Exercise task — Collect each line of the material below that contains the string "selector", and reproduce those lines in full.

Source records

● ● ●

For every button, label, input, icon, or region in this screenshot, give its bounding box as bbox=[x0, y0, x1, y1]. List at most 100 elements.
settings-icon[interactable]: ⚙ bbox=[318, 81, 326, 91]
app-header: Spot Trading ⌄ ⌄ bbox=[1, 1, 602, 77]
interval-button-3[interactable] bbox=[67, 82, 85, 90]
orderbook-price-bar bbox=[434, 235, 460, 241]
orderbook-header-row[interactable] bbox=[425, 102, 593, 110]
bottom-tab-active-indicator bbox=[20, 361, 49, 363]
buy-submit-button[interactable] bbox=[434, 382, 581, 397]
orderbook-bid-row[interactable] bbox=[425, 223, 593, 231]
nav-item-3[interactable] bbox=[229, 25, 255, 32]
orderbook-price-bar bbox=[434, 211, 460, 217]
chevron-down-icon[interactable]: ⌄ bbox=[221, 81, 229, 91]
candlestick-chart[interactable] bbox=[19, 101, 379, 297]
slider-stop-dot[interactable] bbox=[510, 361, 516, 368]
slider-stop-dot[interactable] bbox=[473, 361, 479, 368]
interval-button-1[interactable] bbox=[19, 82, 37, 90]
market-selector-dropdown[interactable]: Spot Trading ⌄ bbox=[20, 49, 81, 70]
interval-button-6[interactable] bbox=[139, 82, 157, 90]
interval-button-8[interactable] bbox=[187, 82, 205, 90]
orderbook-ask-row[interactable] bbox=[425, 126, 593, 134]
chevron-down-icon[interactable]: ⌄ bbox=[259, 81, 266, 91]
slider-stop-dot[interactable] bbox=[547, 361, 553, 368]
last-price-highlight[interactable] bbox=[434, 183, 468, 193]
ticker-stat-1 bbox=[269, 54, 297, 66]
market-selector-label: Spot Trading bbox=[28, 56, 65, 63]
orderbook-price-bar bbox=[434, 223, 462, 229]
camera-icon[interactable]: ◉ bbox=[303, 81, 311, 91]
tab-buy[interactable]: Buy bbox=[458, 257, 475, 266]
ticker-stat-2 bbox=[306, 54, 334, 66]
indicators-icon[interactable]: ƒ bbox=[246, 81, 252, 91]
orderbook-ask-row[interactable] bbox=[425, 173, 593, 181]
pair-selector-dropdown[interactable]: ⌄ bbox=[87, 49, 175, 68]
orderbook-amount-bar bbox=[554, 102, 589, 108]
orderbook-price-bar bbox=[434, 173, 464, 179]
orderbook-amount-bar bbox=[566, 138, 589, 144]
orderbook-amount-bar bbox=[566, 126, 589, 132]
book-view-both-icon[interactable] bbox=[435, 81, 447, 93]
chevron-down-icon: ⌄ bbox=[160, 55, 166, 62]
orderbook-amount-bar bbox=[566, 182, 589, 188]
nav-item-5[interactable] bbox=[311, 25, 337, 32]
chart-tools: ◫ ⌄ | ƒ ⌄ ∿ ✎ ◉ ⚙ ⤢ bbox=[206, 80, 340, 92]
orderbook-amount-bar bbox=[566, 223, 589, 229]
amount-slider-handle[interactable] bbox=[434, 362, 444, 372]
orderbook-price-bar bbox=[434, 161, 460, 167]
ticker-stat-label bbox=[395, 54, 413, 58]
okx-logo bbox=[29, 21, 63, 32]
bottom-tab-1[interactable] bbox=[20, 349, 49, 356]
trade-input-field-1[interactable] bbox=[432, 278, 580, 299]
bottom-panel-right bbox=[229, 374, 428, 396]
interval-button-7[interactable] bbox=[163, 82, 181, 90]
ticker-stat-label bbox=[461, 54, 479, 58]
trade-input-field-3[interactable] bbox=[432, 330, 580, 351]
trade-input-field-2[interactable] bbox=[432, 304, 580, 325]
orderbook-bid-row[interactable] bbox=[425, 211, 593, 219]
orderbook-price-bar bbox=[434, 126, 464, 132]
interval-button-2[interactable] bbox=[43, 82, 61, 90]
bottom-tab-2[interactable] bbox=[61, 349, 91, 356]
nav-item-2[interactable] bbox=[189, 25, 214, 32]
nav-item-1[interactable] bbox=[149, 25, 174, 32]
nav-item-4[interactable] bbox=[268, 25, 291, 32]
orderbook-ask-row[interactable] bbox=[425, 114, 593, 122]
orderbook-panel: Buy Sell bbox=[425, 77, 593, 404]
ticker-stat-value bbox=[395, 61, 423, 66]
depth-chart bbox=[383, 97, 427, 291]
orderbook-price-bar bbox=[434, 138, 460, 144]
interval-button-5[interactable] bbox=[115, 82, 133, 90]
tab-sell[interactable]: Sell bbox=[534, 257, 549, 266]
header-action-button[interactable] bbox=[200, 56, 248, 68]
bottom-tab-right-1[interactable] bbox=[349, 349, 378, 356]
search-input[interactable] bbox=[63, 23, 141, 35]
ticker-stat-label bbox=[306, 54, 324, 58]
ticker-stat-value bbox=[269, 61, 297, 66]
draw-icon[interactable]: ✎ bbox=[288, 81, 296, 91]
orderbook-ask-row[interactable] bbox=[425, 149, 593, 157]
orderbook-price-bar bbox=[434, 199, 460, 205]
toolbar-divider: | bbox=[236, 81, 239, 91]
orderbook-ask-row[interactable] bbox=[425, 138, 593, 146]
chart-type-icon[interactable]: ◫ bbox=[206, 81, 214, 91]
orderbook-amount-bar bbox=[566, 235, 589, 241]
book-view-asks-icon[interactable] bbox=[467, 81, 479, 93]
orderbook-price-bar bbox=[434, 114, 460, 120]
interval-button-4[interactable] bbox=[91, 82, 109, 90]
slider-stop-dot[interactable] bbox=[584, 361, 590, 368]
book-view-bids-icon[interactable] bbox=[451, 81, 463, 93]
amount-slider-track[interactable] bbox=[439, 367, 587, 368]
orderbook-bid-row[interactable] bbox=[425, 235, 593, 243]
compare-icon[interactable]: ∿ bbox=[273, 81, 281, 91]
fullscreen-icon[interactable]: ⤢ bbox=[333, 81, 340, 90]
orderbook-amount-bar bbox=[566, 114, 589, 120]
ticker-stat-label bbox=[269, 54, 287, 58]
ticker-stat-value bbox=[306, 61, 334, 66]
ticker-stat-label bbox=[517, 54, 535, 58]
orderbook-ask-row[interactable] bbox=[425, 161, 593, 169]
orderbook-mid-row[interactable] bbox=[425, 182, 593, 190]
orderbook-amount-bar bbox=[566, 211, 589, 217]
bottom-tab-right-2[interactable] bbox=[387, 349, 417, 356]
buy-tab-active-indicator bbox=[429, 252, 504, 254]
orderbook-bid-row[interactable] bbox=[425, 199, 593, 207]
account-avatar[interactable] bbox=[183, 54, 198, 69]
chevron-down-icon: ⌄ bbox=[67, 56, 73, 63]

● ● ●

Written answer —
market-selector-dropdown[interactable]: Spot Trading ⌄ bbox=[20, 49, 81, 70]
market-selector-label: Spot Trading bbox=[28, 56, 65, 63]
pair-selector-dropdown[interactable]: ⌄ bbox=[87, 49, 175, 68]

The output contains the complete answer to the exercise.